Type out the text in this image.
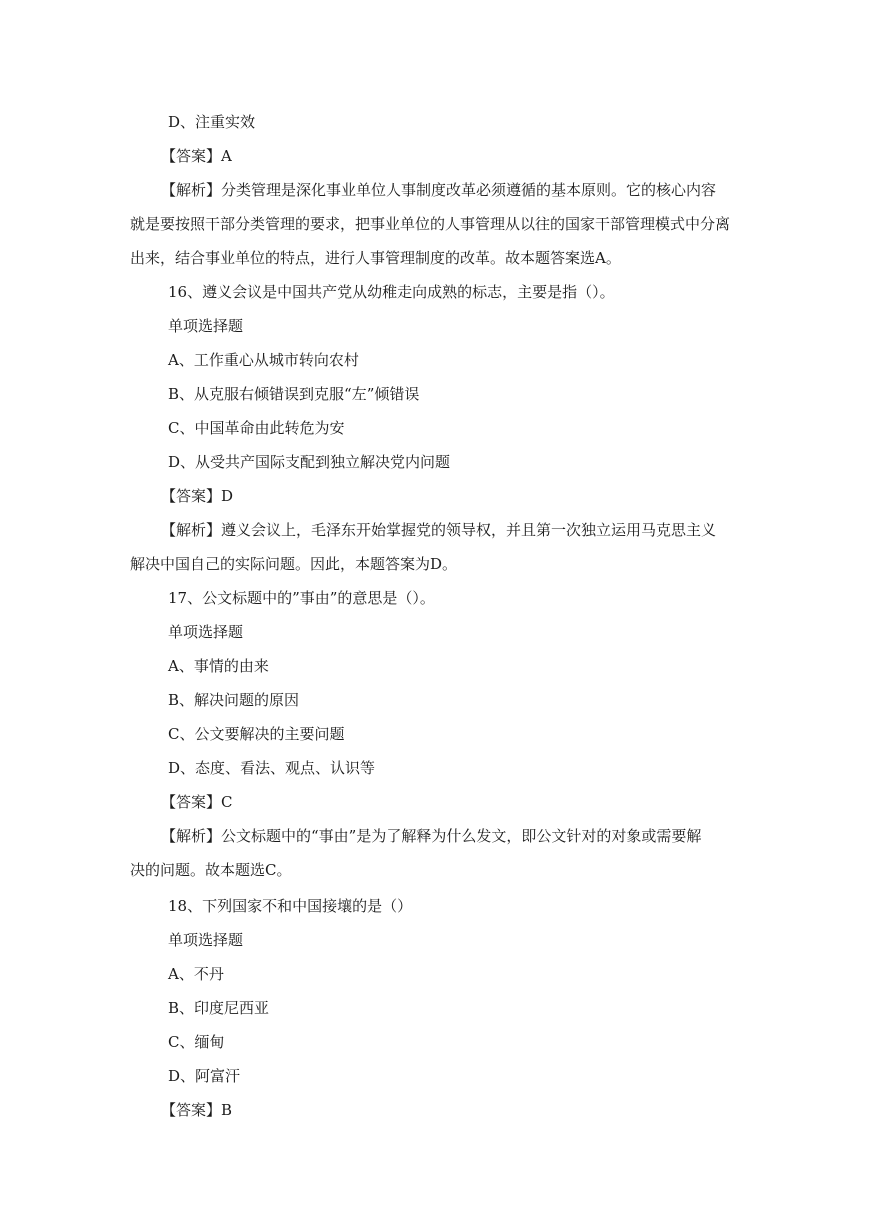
D、注重实效
【答案】A
【解析】分类管理是深化事业单位人事制度改革必须遵循的基本原则。它的核心内容
就是要按照干部分类管理的要求，把事业单位的人事管理从以往的国家干部管理模式中分离
出来，结合事业单位的特点，进行人事管理制度的改革。故本题答案选A。
16、遵义会议是中国共产党从幼稚走向成熟的标志，主要是指（）。
单项选择题
A、工作重心从城市转向农村
B、从克服右倾错误到克服“左”倾错误
C、中国革命由此转危为安
D、从受共产国际支配到独立解决党内问题
【答案】D
【解析】遵义会议上，毛泽东开始掌握党的领导权，并且第一次独立运用马克思主义
解决中国自己的实际问题。因此，本题答案为D。
17、公文标题中的”事由”的意思是（）。
单项选择题
A、事情的由来
B、解决问题的原因
C、公文要解决的主要问题
D、态度、看法、观点、认识等
【答案】C
【解析】公文标题中的“事由”是为了解释为什么发文，即公文针对的对象或需要解
决的问题。故本题选C。
18、下列国家不和中国接壤的是（）
单项选择题
A、不丹
B、印度尼西亚
C、缅甸
D、阿富汗
【答案】B
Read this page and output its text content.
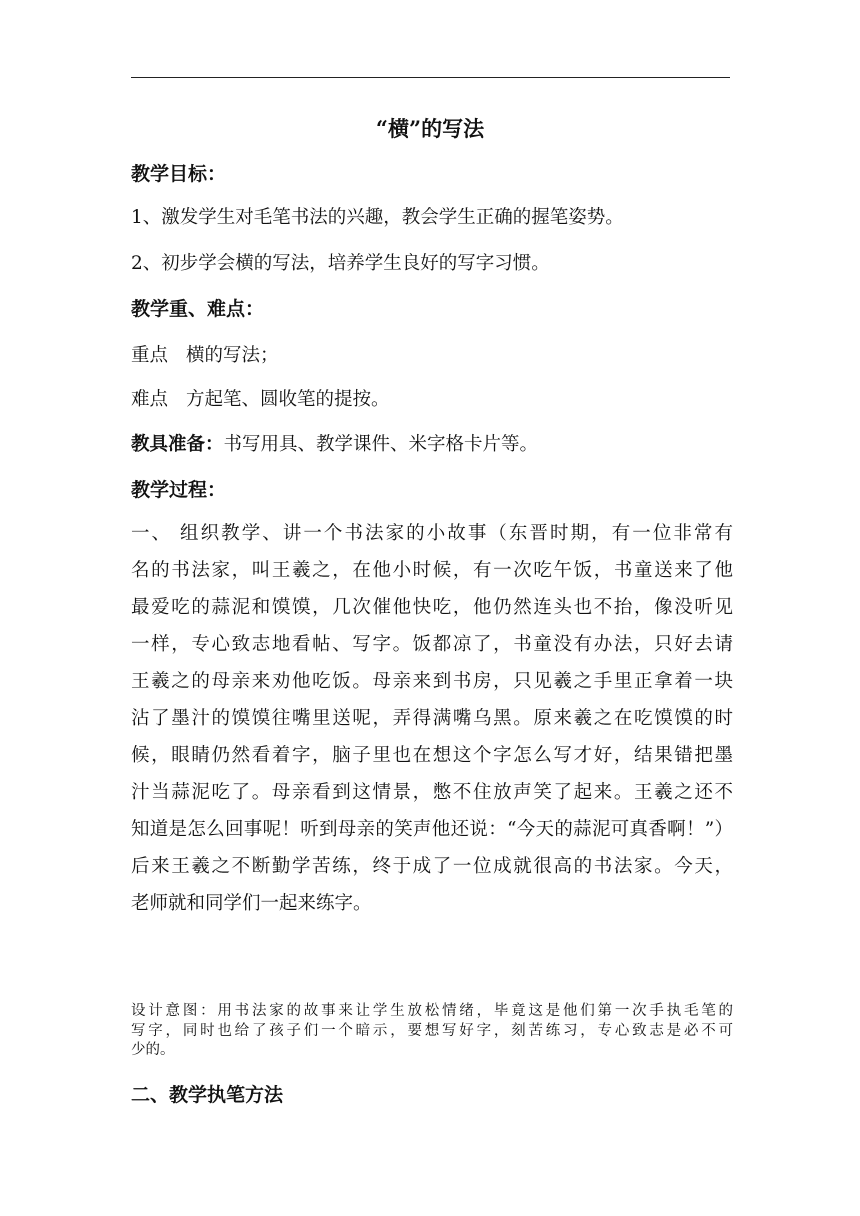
“横”的写法
教学目标：
1、激发学生对毛笔书法的兴趣，教会学生正确的握笔姿势。
2、初步学会横的写法，培养学生良好的写字习惯。
教学重、难点：
重点 横的写法；
难点 方起笔、圆收笔的提按。
教具准备：书写用具、教学课件、米字格卡片等。
教学过程：
一、 组织教学、讲一个书法家的小故事（东晋时期，有一位非常有
名的书法家，叫王羲之，在他小时候，有一次吃午饭，书童送来了他
最爱吃的蒜泥和馍馍，几次催他快吃，他仍然连头也不抬，像没听见
一样，专心致志地看帖、写字。饭都凉了，书童没有办法，只好去请
王羲之的母亲来劝他吃饭。母亲来到书房，只见羲之手里正拿着一块
沾了墨汁的馍馍往嘴里送呢，弄得满嘴乌黑。原来羲之在吃馍馍的时
候，眼睛仍然看着字，脑子里也在想这个字怎么写才好，结果错把墨
汁当蒜泥吃了。母亲看到这情景，憋不住放声笑了起来。王羲之还不
知道是怎么回事呢！听到母亲的笑声他还说：“今天的蒜泥可真香啊！”）
后来王羲之不断勤学苦练，终于成了一位成就很高的书法家。今天，
老师就和同学们一起来练字。
设计意图：用书法家的故事来让学生放松情绪，毕竟这是他们第一次手执毛笔的
写字，同时也给了孩子们一个暗示，要想写好字，刻苦练习，专心致志是必不可
少的。
二、教学执笔方法
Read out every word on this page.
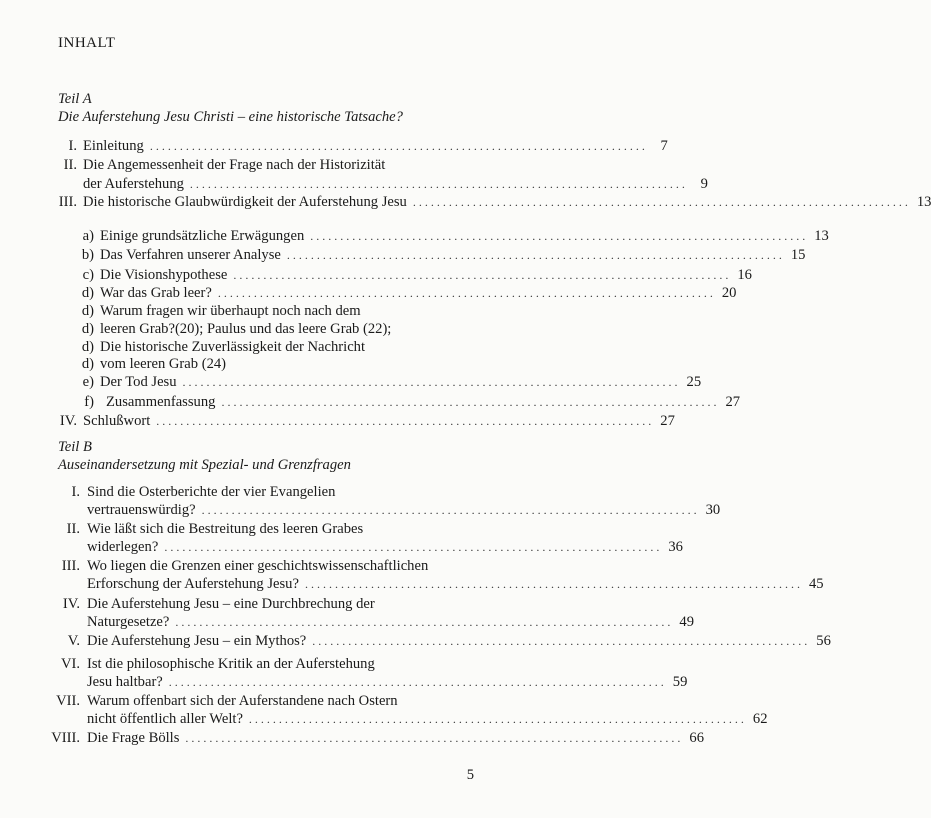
INHALT
Teil A
Die Auferstehung Jesu Christi – eine historische Tatsache?
I. Einleitung ................................................................................... 7
II. Die Angemessenheit der Frage nach der Historizität
der Auferstehung ................................................................................... 9
III. Die historische Glaubwürdigkeit der Auferstehung Jesu ................................................................................... 13
a) Einige grundsätzliche Erwägungen ................................................................................... 13
b) Das Verfahren unserer Analyse ................................................................................... 15
c) Die Visionshypothese ................................................................................... 16
d) War das Grab leer? ................................................................................... 20
d) Warum fragen wir überhaupt noch nach dem
d) leeren Grab?(20); Paulus und das leere Grab (22);
d) Die historische Zuverlässigkeit der Nachricht
d) vom leeren Grab (24)
e) Der Tod Jesu ................................................................................... 25
f) Zusammenfassung ................................................................................... 27
IV. Schlußwort ................................................................................... 27
Teil B
Auseinandersetzung mit Spezial- und Grenzfragen
I. Sind die Osterberichte der vier Evangelien
vertrauenswürdig? ................................................................................... 30
II. Wie läßt sich die Bestreitung des leeren Grabes
widerlegen? ................................................................................... 36
III. Wo liegen die Grenzen einer geschichtswissenschaftlichen
Erforschung der Auferstehung Jesu? ................................................................................... 45
IV. Die Auferstehung Jesu – eine Durchbrechung der
Naturgesetze? ................................................................................... 49
V. Die Auferstehung Jesu – ein Mythos? ................................................................................... 56
VI. Ist die philosophische Kritik an der Auferstehung
Jesu haltbar? ................................................................................... 59
VII. Warum offenbart sich der Auferstandene nach Ostern
nicht öffentlich aller Welt? ................................................................................... 62
VIII. Die Frage Bölls ................................................................................... 66
5
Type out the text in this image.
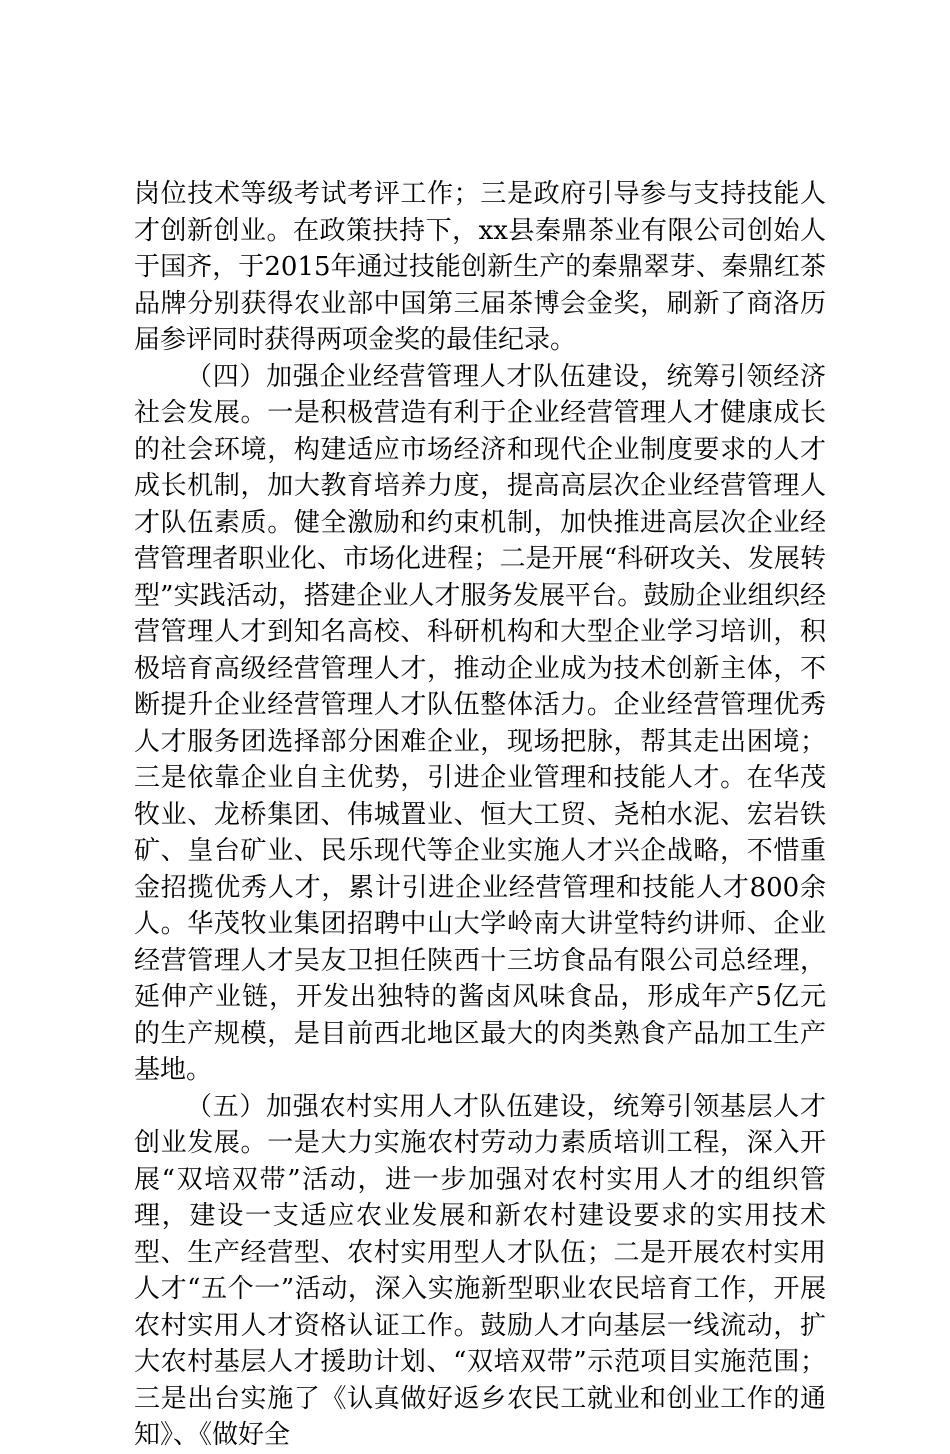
岗位技术等级考试考评工作；三是政府引导参与支持技能人才创新创业。在政策扶持下，xx县秦鼎茶业有限公司创始人于国齐，于2015年通过技能创新生产的秦鼎翠芽、秦鼎红茶品牌分别获得农业部中国第三届茶博会金奖，刷新了商洛历届参评同时获得两项金奖的最佳纪录。

（四）加强企业经营管理人才队伍建设，统筹引领经济社会发展。一是积极营造有利于企业经营管理人才健康成长的社会环境，构建适应市场经济和现代企业制度要求的人才成长机制，加大教育培养力度，提高高层次企业经营管理人才队伍素质。健全激励和约束机制，加快推进高层次企业经营管理者职业化、市场化进程；二是开展“科研攻关、发展转型”实践活动，搭建企业人才服务发展平台。鼓励企业组织经营管理人才到知名高校、科研机构和大型企业学习培训，积极培育高级经营管理人才，推动企业成为技术创新主体，不断提升企业经营管理人才队伍整体活力。企业经营管理优秀人才服务团选择部分困难企业，现场把脉，帮其走出困境；三是依靠企业自主优势，引进企业管理和技能人才。在华茂牧业、龙桥集团、伟城置业、恒大工贸、尧柏水泥、宏岩铁矿、皇台矿业、民乐现代等企业实施人才兴企战略，不惜重金招揽优秀人才，累计引进企业经营管理和技能人才800余人。华茂牧业集团招聘中山大学岭南大讲堂特约讲师、企业经营管理人才吴友卫担任陕西十三坊食品有限公司总经理，延伸产业链，开发出独特的酱卤风味食品，形成年产5亿元的生产规模，是目前西北地区最大的肉类熟食产品加工生产基地。

（五）加强农村实用人才队伍建设，统筹引领基层人才创业发展。一是大力实施农村劳动力素质培训工程，深入开展“双培双带”活动，进一步加强对农村实用人才的组织管理，建设一支适应农业发展和新农村建设要求的实用技术型、生产经营型、农村实用型人才队伍；二是开展农村实用人才“五个一”活动，深入实施新型职业农民培育工作，开展农村实用人才资格认证工作。鼓励人才向基层一线流动，扩大农村基层人才援助计划、“双培双带”示范项目实施范围；三是出台实施了《认真做好返乡农民工就业和创业工作的通知》、《做好全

· · · · · · ·

Stated problem
Return each line where "Jesu" shows up.

Correct response
Die Auferstehung Jesu Christi – eine historische Tatsache?
III. Die historische Glaubwürdigkeit der Auferstehung Jesu ................................................................................... 13
e) Der Tod Jesu ................................................................................... 25
Erforschung der Auferstehung Jesu? ................................................................................... 45
IV. Die Auferstehung Jesu – eine Durchbrechung der
V. Die Auferstehung Jesu – ein Mythos? ................................................................................... 56
Jesu haltbar? ................................................................................... 59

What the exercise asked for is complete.